Tally the lines of the listing that contain the word "ylabel", then give the total and nothing else.

* [GIVEN DATA]

* * * * * * * * *

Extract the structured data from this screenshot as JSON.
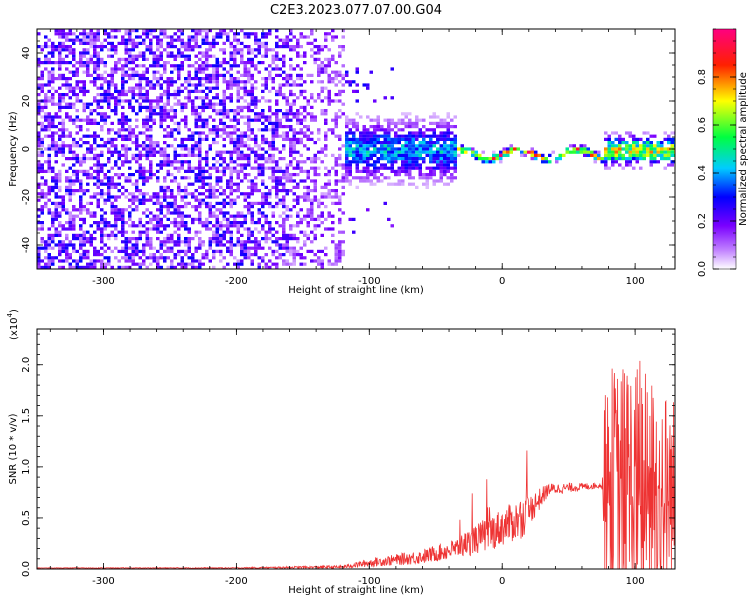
{
  "figure": {
    "title": "C2E3.2023.077.07.00.G04"
  },
  "colorbar": {
    "label": "Normalized spectral amplitude",
    "ticks": [
      "0.0",
      "0.2",
      "0.4",
      "0.6",
      "0.8"
    ],
    "tick_values": [
      0.0,
      0.2,
      0.4,
      0.6,
      0.8
    ],
    "range": [
      0,
      1
    ],
    "colormap": [
      "#ffffff",
      "#7a00ff",
      "#0000ff",
      "#00ffff",
      "#00ff00",
      "#ffff00",
      "#ff0000",
      "#ff0080"
    ]
  },
  "chart_data": [
    {
      "type": "heatmap",
      "xlabel": "Height of straight line (km)",
      "ylabel": "Frequency (Hz)",
      "xlim": [
        -350,
        130
      ],
      "ylim": [
        -50,
        50
      ],
      "x_ticks": [
        "-300",
        "-200",
        "-100",
        "0",
        "100"
      ],
      "x_tick_values": [
        -300,
        -200,
        -100,
        0,
        100
      ],
      "y_ticks": [
        "-40",
        "-20",
        "0",
        "20",
        "40"
      ],
      "y_tick_values": [
        -40,
        -20,
        0,
        20,
        40
      ],
      "regions": [
        {
          "x": [
            -350,
            -120
          ],
          "description_level": 0.25,
          "freq_spread": 50
        },
        {
          "x": [
            -120,
            -35
          ],
          "description_level": 0.45,
          "freq_spread": 20
        },
        {
          "x": [
            -35,
            75
          ],
          "description_level": 0.9,
          "freq_spread": 3
        },
        {
          "x": [
            75,
            130
          ],
          "description_level": 0.75,
          "freq_spread": 10
        }
      ]
    },
    {
      "type": "line",
      "xlabel": "Height of straight line (km)",
      "ylabel": "SNR (10 * v/v)",
      "scale_label": "(x10",
      "scale_exp": "4",
      "scale_close": ")",
      "xlim": [
        -350,
        130
      ],
      "ylim": [
        0,
        2.35
      ],
      "x_ticks": [
        "-300",
        "-200",
        "-100",
        "0",
        "100"
      ],
      "x_tick_values": [
        -300,
        -200,
        -100,
        0,
        100
      ],
      "y_ticks": [
        "0.0",
        "0.5",
        "1.0",
        "1.5",
        "2.0"
      ],
      "y_tick_values": [
        0.0,
        0.5,
        1.0,
        1.5,
        2.0
      ],
      "series": [
        {
          "color": "#ee3333",
          "envelope": [
            {
              "x": -350,
              "base": 0.01,
              "noise": 0.005
            },
            {
              "x": -200,
              "base": 0.01,
              "noise": 0.01
            },
            {
              "x": -160,
              "base": 0.015,
              "noise": 0.02
            },
            {
              "x": -120,
              "base": 0.02,
              "noise": 0.03
            },
            {
              "x": -100,
              "base": 0.06,
              "noise": 0.08
            },
            {
              "x": -60,
              "base": 0.12,
              "noise": 0.14
            },
            {
              "x": -35,
              "base": 0.2,
              "noise": 0.2
            },
            {
              "x": -10,
              "base": 0.35,
              "noise": 0.35
            },
            {
              "x": 15,
              "base": 0.5,
              "noise": 0.4
            },
            {
              "x": 35,
              "base": 0.78,
              "noise": 0.12
            },
            {
              "x": 75,
              "base": 0.82,
              "noise": 0.05
            },
            {
              "x": 78,
              "base": 0.8,
              "noise": 1.2
            },
            {
              "x": 100,
              "base": 0.75,
              "noise": 1.3
            },
            {
              "x": 130,
              "base": 0.7,
              "noise": 1.0
            }
          ]
        }
      ]
    }
  ]
}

* * * * * * * * *

* [PROBLEM SOLUTION]
2